EXERCISE DETAILS »
In the listing below, count the lines with "lung" and report only the figure.

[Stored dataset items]
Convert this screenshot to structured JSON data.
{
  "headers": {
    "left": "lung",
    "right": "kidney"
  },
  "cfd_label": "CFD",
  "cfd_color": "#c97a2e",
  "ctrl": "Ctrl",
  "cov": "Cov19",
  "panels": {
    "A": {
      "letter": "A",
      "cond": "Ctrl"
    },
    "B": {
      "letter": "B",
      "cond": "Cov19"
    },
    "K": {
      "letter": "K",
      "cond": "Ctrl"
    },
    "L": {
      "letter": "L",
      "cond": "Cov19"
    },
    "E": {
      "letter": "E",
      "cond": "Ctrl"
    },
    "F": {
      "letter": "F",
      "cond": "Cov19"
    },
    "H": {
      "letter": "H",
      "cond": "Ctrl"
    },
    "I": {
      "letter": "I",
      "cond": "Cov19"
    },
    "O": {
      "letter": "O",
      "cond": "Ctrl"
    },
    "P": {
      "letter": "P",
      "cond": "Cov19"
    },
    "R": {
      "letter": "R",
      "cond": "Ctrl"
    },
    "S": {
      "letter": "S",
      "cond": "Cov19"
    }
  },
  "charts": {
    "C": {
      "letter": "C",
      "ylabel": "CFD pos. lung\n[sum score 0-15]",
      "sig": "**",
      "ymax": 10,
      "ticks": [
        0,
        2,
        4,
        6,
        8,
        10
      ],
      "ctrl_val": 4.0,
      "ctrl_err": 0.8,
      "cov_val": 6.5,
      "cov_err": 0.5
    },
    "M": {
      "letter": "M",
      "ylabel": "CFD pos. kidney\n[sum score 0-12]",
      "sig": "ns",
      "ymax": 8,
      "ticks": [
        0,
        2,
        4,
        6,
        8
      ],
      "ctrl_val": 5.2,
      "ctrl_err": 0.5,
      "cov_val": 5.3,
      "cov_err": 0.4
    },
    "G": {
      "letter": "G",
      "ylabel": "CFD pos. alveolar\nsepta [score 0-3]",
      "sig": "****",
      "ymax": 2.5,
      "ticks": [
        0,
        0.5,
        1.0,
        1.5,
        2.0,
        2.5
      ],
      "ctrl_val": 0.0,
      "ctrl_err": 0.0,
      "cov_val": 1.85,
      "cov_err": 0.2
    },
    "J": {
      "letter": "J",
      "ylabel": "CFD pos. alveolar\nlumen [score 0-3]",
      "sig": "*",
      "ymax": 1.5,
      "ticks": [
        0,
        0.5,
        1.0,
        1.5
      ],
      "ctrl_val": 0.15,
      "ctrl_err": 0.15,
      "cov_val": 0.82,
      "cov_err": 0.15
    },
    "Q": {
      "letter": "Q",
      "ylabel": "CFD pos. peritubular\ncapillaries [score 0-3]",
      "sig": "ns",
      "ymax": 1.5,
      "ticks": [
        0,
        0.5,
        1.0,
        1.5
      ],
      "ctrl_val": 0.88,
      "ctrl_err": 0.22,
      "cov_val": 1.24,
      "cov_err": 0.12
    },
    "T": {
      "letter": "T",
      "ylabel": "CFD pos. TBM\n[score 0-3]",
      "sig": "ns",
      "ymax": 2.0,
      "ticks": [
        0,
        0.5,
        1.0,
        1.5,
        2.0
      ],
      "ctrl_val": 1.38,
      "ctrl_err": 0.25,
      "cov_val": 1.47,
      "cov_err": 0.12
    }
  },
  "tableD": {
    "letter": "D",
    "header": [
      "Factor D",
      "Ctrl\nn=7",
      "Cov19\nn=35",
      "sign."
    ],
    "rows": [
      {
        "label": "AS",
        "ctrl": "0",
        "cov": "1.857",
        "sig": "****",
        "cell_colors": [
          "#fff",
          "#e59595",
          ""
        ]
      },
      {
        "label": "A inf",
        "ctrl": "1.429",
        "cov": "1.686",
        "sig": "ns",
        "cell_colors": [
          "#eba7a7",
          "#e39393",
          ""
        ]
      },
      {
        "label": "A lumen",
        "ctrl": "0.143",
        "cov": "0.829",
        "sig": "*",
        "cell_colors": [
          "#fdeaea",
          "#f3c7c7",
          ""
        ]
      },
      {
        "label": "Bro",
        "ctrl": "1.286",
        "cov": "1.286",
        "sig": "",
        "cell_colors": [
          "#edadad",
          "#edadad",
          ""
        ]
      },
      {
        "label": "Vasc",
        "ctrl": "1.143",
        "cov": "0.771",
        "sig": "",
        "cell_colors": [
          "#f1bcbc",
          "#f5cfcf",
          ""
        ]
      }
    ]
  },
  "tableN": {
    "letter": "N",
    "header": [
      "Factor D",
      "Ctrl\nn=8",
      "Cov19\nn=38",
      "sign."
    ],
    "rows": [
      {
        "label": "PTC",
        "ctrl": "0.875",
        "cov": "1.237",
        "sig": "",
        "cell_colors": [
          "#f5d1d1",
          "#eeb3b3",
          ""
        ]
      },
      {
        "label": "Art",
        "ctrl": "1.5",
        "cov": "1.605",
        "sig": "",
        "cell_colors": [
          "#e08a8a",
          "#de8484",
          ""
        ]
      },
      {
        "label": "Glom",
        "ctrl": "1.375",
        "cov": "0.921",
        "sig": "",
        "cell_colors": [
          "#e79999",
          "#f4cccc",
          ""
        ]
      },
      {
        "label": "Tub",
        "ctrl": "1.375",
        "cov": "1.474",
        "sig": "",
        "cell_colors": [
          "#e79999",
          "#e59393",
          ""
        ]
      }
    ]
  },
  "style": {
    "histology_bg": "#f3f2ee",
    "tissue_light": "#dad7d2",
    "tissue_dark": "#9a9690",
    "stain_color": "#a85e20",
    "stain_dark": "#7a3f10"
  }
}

TASK OUTPUT »
2